* [INFORMATION PROVIDED]
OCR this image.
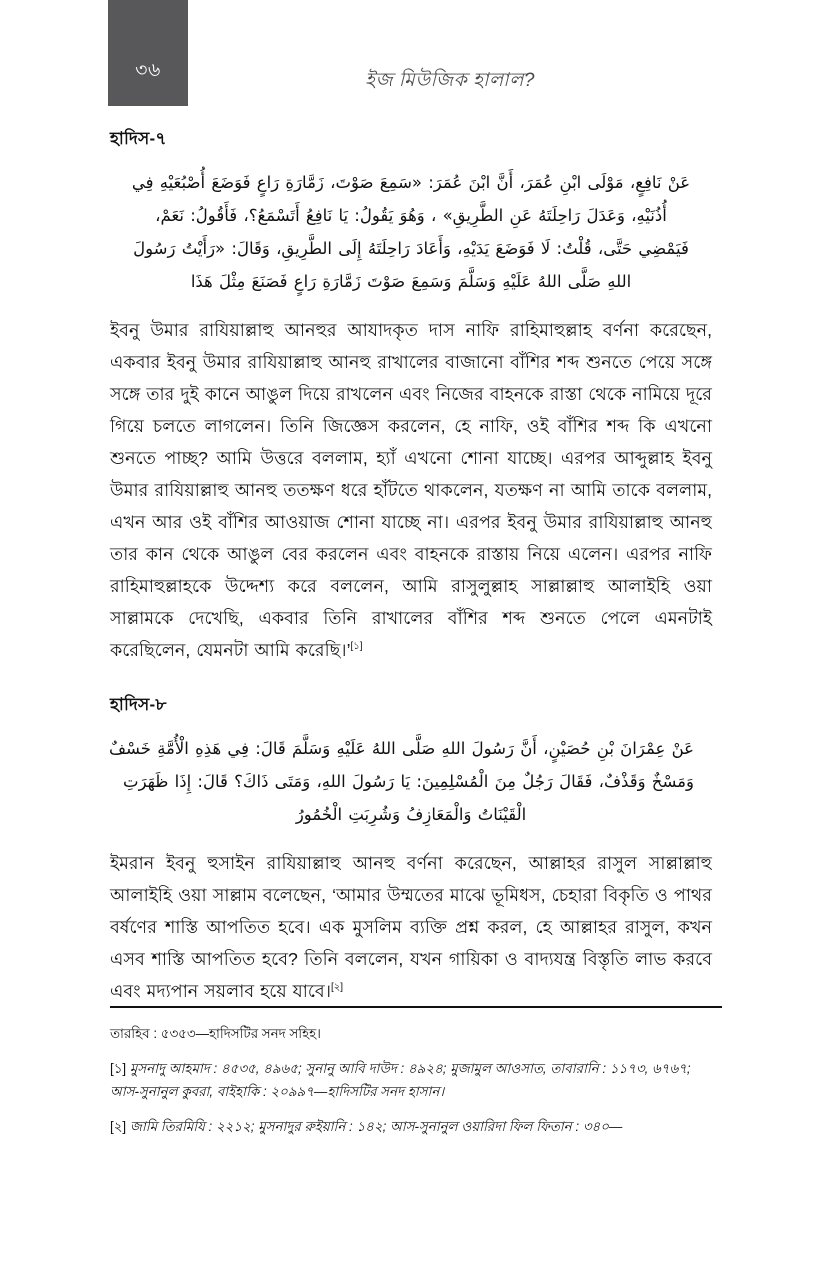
৩৬	ইজ মিউজিক হালাল?
হাদিস-৭
عَنْ نَافِعٍ، مَوْلَى ابْنِ عُمَرَ، أَنَّ ابْنَ عُمَرَ: «سَمِعَ صَوْتَ، زَمَّارَةِ رَاعٍ فَوَضَعَ أُصْبُعَيْهِ فِي
أُذُنَيْهِ، وَعَدَلَ رَاحِلَتَهُ عَنِ الطَّرِيقِ» ، وَهُوَ يَقُولُ: يَا نَافِعُ أَتَسْمَعُ؟، فَأَقُولُ: نَعَمْ،
فَيَمْضِي حَتَّى، قُلْتُ: لَا فَوَضَعَ يَدَيْهِ، وَأَعَادَ رَاحِلَتَهُ إِلَى الطَّرِيقِ، وَقَالَ: «رَأَيْتُ رَسُولَ
اللهِ صَلَّى اللهُ عَلَيْهِ وَسَلَّمَ وَسَمِعَ صَوْتَ زَمَّارَةِ رَاعٍ فَصَنَعَ مِثْلَ هَذَا

ইবনু উমার রাযিয়াল্লাহু আনহুর আযাদকৃত দাস নাফি রাহিমাহুল্লাহ বর্ণনা করেছেন, একবার ইবনু উমার রাযিয়াল্লাহু আনহু রাখালের বাজানো বাঁশির শব্দ শুনতে পেয়ে সঙ্গে সঙ্গে তার দুই কানে আঙুল দিয়ে রাখলেন এবং নিজের বাহনকে রাস্তা থেকে নামিয়ে দূরে গিয়ে চলতে লাগলেন। তিনি জিজ্ঞেস করলেন, হে নাফি, ওই বাঁশির শব্দ কি এখনো শুনতে পাচ্ছ? আমি উত্তরে বললাম, হ্যাঁ এখনো শোনা যাচ্ছে। এরপর আব্দুল্লাহ ইবনু উমার রাযিয়াল্লাহু আনহু ততক্ষণ ধরে হাঁটতে থাকলেন, যতক্ষণ না আমি তাকে বললাম, এখন আর ওই বাঁশির আওয়াজ শোনা যাচ্ছে না। এরপর ইবনু উমার রাযিয়াল্লাহু আনহু তার কান থেকে আঙুল বের করলেন এবং বাহনকে রাস্তায় নিয়ে এলেন। এরপর নাফি রাহিমাহুল্লাহকে উদ্দেশ্য করে বললেন, আমি রাসুলুল্লাহ সাল্লাল্লাহু আলাইহি ওয়া সাল্লামকে দেখেছি, একবার তিনি রাখালের বাঁশির শব্দ শুনতে পেলে এমনটাই করেছিলেন, যেমনটা আমি করেছি।’[১]

হাদিস-৮
عَنْ عِمْرَانَ بْنِ حُصَيْنٍ، أَنَّ رَسُولَ اللهِ صَلَّى اللهُ عَلَيْهِ وَسَلَّمَ قَالَ: فِي هَذِهِ الْأُمَّةِ خَسْفٌ
وَمَسْخٌ وَقَذْفٌ، فَقَالَ رَجُلٌ مِنَ الْمُسْلِمِينَ: يَا رَسُولَ اللهِ، وَمَتَى ذَاكَ؟ قَالَ: إِذَا ظَهَرَتِ
الْقَيْنَاتُ وَالْمَعَازِفُ وَشُرِبَتِ الْخُمُورُ

ইমরান ইবনু হুসাইন রাযিয়াল্লাহু আনহু বর্ণনা করেছেন, আল্লাহর রাসুল সাল্লাল্লাহু আলাইহি ওয়া সাল্লাম বলেছেন, ‘আমার উম্মতের মাঝে ভূমিধস, চেহারা বিকৃতি ও পাথর বর্ষণের শাস্তি আপতিত হবে। এক মুসলিম ব্যক্তি প্রশ্ন করল, হে আল্লাহর রাসুল, কখন এসব শাস্তি আপতিত হবে? তিনি বললেন, যখন গায়িকা ও বাদ্যযন্ত্র বিস্তৃতি লাভ করবে এবং মদ্যপান সয়লাব হয়ে যাবে।[২]

তারহিব : ৫৩৫৩—হাদিসটির সনদ সহিহ।

[১] মুসনাদু আহমাদ : ৪৫৩৫, ৪৯৬৫; সুনানু আবি দাউদ : ৪৯২৪; মুজামুল আওসাত, তাবারানি : ১১৭৩, ৬৭৬৭; আস-সুনানুল কুবরা, বাইহাকি : ২০৯৯৭—হাদিসটির সনদ হাসান।

[২] জামি তিরমিযি : ২২১২; মুসনাদুর রুইয়ানি : ১৪২; আস-সুনানুল ওয়ারিদা ফিল ফিতান : ৩৪০—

* [OBJECTIVE]
Which lines hold the word "الله"? Show each one.

* [ANSWER TO THE EXERCISE]
اللهِ صَلَّى اللهُ عَلَيْهِ وَسَلَّمَ وَسَمِعَ صَوْتَ زَمَّارَةِ رَاعٍ فَصَنَعَ مِثْلَ هَذَا
عَنْ عِمْرَانَ بْنِ حُصَيْنٍ، أَنَّ رَسُولَ اللهِ صَلَّى اللهُ عَلَيْهِ وَسَلَّمَ قَالَ: فِي هَذِهِ الْأُمَّةِ خَسْفٌ
وَمَسْخٌ وَقَذْفٌ، فَقَالَ رَجُلٌ مِنَ الْمُسْلِمِينَ: يَا رَسُولَ اللهِ، وَمَتَى ذَاكَ؟ قَالَ: إِذَا ظَهَرَتِ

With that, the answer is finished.